# Start of Available data

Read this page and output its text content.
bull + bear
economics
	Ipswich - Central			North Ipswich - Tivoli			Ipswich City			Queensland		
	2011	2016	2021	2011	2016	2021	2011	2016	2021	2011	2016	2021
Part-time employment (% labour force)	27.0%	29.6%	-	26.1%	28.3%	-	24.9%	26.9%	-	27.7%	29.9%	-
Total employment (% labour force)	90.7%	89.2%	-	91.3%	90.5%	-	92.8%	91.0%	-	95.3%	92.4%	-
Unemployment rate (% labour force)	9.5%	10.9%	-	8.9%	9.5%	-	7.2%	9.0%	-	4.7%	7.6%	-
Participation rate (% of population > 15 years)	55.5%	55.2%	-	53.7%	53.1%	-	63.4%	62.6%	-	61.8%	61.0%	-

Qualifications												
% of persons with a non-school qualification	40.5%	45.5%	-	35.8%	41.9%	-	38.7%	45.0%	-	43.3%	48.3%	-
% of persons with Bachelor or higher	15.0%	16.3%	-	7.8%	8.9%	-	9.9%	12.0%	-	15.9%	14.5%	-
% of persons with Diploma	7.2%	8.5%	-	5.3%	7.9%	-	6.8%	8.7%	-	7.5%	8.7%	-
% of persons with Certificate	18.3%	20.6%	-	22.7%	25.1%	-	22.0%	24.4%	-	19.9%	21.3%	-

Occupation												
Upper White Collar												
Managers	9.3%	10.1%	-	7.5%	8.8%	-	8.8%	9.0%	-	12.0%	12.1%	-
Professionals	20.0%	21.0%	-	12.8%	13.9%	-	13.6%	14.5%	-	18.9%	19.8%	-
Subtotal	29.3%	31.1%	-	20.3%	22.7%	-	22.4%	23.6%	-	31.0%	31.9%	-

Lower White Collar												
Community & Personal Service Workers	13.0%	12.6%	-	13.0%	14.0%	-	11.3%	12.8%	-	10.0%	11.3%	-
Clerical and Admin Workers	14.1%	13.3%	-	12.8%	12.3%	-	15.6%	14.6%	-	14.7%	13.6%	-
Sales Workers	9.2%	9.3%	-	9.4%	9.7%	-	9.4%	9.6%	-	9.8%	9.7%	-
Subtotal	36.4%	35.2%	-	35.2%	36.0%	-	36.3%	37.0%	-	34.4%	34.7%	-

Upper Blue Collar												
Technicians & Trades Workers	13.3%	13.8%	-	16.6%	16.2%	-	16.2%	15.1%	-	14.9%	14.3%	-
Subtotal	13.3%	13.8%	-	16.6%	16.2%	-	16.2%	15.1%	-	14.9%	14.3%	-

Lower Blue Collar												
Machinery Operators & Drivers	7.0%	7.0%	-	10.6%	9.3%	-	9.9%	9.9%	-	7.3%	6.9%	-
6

# End of Available data

### The request
Your task is to quote all of the data word for word.

### Output for this task
Read this page and output its text content.
bull + bear
economics
	Ipswich - Central			North Ipswich - Tivoli			Ipswich City			Queensland		
	2011	2016	2021	2011	2016	2021	2011	2016	2021	2011	2016	2021
Part-time employment (% labour force)	27.0%	29.6%	-	26.1%	28.3%	-	24.9%	26.9%	-	27.7%	29.9%	-
Total employment (% labour force)	90.7%	89.2%	-	91.3%	90.5%	-	92.8%	91.0%	-	95.3%	92.4%	-
Unemployment rate (% labour force)	9.5%	10.9%	-	8.9%	9.5%	-	7.2%	9.0%	-	4.7%	7.6%	-
Participation rate (% of population > 15 years)	55.5%	55.2%	-	53.7%	53.1%	-	63.4%	62.6%	-	61.8%	61.0%	-

Qualifications												
% of persons with a non-school qualification	40.5%	45.5%	-	35.8%	41.9%	-	38.7%	45.0%	-	43.3%	48.3%	-
% of persons with Bachelor or higher	15.0%	16.3%	-	7.8%	8.9%	-	9.9%	12.0%	-	15.9%	14.5%	-
% of persons with Diploma	7.2%	8.5%	-	5.3%	7.9%	-	6.8%	8.7%	-	7.5%	8.7%	-
% of persons with Certificate	18.3%	20.6%	-	22.7%	25.1%	-	22.0%	24.4%	-	19.9%	21.3%	-

Occupation												
Upper White Collar												
Managers	9.3%	10.1%	-	7.5%	8.8%	-	8.8%	9.0%	-	12.0%	12.1%	-
Professionals	20.0%	21.0%	-	12.8%	13.9%	-	13.6%	14.5%	-	18.9%	19.8%	-
Subtotal	29.3%	31.1%	-	20.3%	22.7%	-	22.4%	23.6%	-	31.0%	31.9%	-

Lower White Collar												
Community & Personal Service Workers	13.0%	12.6%	-	13.0%	14.0%	-	11.3%	12.8%	-	10.0%	11.3%	-
Clerical and Admin Workers	14.1%	13.3%	-	12.8%	12.3%	-	15.6%	14.6%	-	14.7%	13.6%	-
Sales Workers	9.2%	9.3%	-	9.4%	9.7%	-	9.4%	9.6%	-	9.8%	9.7%	-
Subtotal	36.4%	35.2%	-	35.2%	36.0%	-	36.3%	37.0%	-	34.4%	34.7%	-

Upper Blue Collar												
Technicians & Trades Workers	13.3%	13.8%	-	16.6%	16.2%	-	16.2%	15.1%	-	14.9%	14.3%	-
Subtotal	13.3%	13.8%	-	16.6%	16.2%	-	16.2%	15.1%	-	14.9%	14.3%	-

Lower Blue Collar												
Machinery Operators & Drivers	7.0%	7.0%	-	10.6%	9.3%	-	9.9%	9.9%	-	7.3%	6.9%	-
6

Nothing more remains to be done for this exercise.